Collection entries:
# # # # #

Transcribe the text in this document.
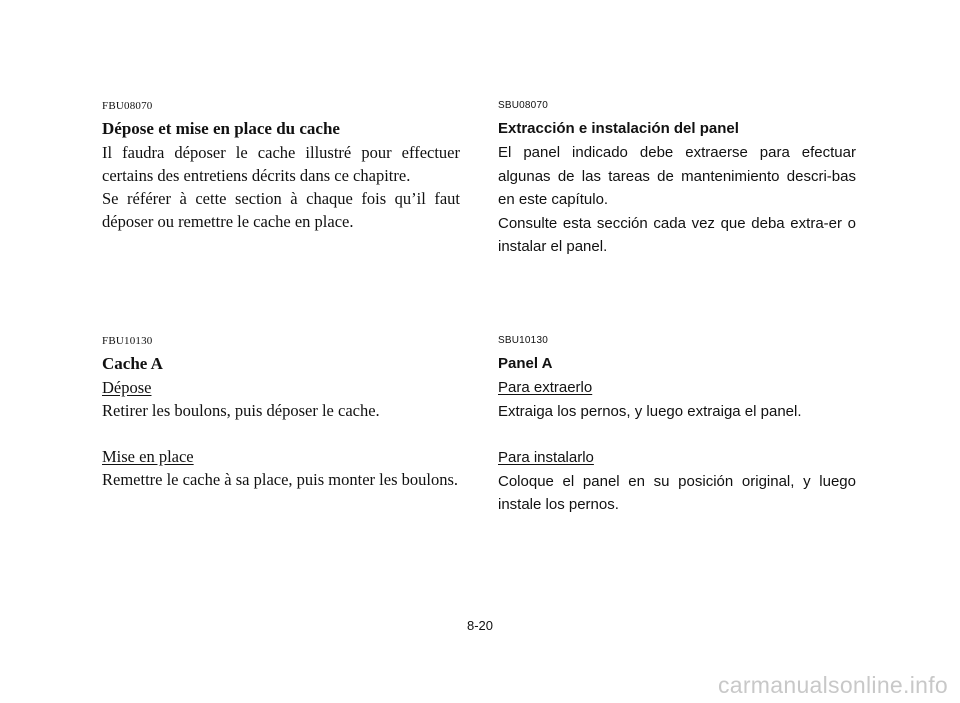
FBU08070
Dépose et mise en place du cache

Il faudra déposer le cache illustré pour effectuer certains des entretiens décrits dans ce chapitre.

Se référer à cette section à chaque fois qu’il faut déposer ou remettre le cache en place.

FBU10130
Cache A
Dépose

Retirer les boulons, puis déposer le cache.

Mise en place

Remettre le cache à sa place, puis monter les boulons.

SBU08070
Extracción e instalación del panel

El panel indicado debe extraerse para efectuar algunas de las tareas de mantenimiento descri-bas en este capítulo.

Consulte esta sección cada vez que deba extra-er o instalar el panel.

SBU10130
Panel A
Para extraerlo

Extraiga los pernos, y luego extraiga el panel.

Para instalarlo

Coloque el panel en su posición original, y luego instale los pernos.

8-20
carmanualsonline.info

# # # # #

EXERCISE DETAILS: Give an exact reproduction of every line, leaving out any picture.

RESULT FOR THIS EXERCISE:
Transcribe the text in this document.
FBU08070
Dépose et mise en place du cache

Il faudra déposer le cache illustré pour effectuer certains des entretiens décrits dans ce chapitre.

Se référer à cette section à chaque fois qu’il faut déposer ou remettre le cache en place.

FBU10130
Cache A
Dépose

Retirer les boulons, puis déposer le cache.

Mise en place

Remettre le cache à sa place, puis monter les boulons.

SBU08070
Extracción e instalación del panel

El panel indicado debe extraerse para efectuar algunas de las tareas de mantenimiento descri-bas en este capítulo.

Consulte esta sección cada vez que deba extra-er o instalar el panel.

SBU10130
Panel A
Para extraerlo

Extraiga los pernos, y luego extraiga el panel.

Para instalarlo

Coloque el panel en su posición original, y luego instale los pernos.

8-20
carmanualsonline.info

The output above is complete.